[START OF Information supplied]
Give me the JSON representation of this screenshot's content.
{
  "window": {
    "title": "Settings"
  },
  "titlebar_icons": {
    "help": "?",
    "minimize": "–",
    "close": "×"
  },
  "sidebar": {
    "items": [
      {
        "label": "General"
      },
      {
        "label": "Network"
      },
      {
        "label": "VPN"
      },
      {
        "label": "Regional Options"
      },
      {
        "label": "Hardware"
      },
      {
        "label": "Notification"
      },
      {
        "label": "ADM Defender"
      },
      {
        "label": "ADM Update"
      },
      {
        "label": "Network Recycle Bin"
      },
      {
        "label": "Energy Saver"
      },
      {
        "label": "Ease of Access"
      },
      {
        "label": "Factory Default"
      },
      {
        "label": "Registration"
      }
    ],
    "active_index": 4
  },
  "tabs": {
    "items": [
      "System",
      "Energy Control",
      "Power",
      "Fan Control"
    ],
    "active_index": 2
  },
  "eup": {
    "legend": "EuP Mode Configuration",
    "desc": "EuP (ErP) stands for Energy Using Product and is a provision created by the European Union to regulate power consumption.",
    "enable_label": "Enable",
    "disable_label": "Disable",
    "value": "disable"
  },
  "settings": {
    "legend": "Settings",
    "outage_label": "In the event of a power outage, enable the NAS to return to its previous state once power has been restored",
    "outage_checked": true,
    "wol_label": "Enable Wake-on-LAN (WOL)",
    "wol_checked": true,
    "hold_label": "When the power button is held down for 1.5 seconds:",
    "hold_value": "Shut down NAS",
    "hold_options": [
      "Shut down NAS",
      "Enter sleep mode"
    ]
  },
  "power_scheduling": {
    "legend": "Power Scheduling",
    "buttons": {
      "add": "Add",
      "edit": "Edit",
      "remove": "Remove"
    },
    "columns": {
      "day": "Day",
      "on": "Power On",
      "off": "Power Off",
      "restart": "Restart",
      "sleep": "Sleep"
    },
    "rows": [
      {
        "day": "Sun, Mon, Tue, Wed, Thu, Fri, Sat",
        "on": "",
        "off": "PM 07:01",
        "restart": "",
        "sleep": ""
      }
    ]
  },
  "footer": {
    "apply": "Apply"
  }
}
[END OF Information supplied]
Given problem »
All of the data must be returned exactly.

Result of the task »
Give me the JSON representation of this screenshot's content.
{
  "window": {
    "title": "Settings"
  },
  "titlebar_icons": {
    "help": "?",
    "minimize": "–",
    "close": "×"
  },
  "sidebar": {
    "items": [
      {
        "label": "General"
      },
      {
        "label": "Network"
      },
      {
        "label": "VPN"
      },
      {
        "label": "Regional Options"
      },
      {
        "label": "Hardware"
      },
      {
        "label": "Notification"
      },
      {
        "label": "ADM Defender"
      },
      {
        "label": "ADM Update"
      },
      {
        "label": "Network Recycle Bin"
      },
      {
        "label": "Energy Saver"
      },
      {
        "label": "Ease of Access"
      },
      {
        "label": "Factory Default"
      },
      {
        "label": "Registration"
      }
    ],
    "active_index": 4
  },
  "tabs": {
    "items": [
      "System",
      "Energy Control",
      "Power",
      "Fan Control"
    ],
    "active_index": 2
  },
  "eup": {
    "legend": "EuP Mode Configuration",
    "desc": "EuP (ErP) stands for Energy Using Product and is a provision created by the European Union to regulate power consumption.",
    "enable_label": "Enable",
    "disable_label": "Disable",
    "value": "disable"
  },
  "settings": {
    "legend": "Settings",
    "outage_label": "In the event of a power outage, enable the NAS to return to its previous state once power has been restored",
    "outage_checked": true,
    "wol_label": "Enable Wake-on-LAN (WOL)",
    "wol_checked": true,
    "hold_label": "When the power button is held down for 1.5 seconds:",
    "hold_value": "Shut down NAS",
    "hold_options": [
      "Shut down NAS",
      "Enter sleep mode"
    ]
  },
  "power_scheduling": {
    "legend": "Power Scheduling",
    "buttons": {
      "add": "Add",
      "edit": "Edit",
      "remove": "Remove"
    },
    "columns": {
      "day": "Day",
      "on": "Power On",
      "off": "Power Off",
      "restart": "Restart",
      "sleep": "Sleep"
    },
    "rows": [
      {
        "day": "Sun, Mon, Tue, Wed, Thu, Fri, Sat",
        "on": "",
        "off": "PM 07:01",
        "restart": "",
        "sleep": ""
      }
    ]
  },
  "footer": {
    "apply": "Apply"
  }
}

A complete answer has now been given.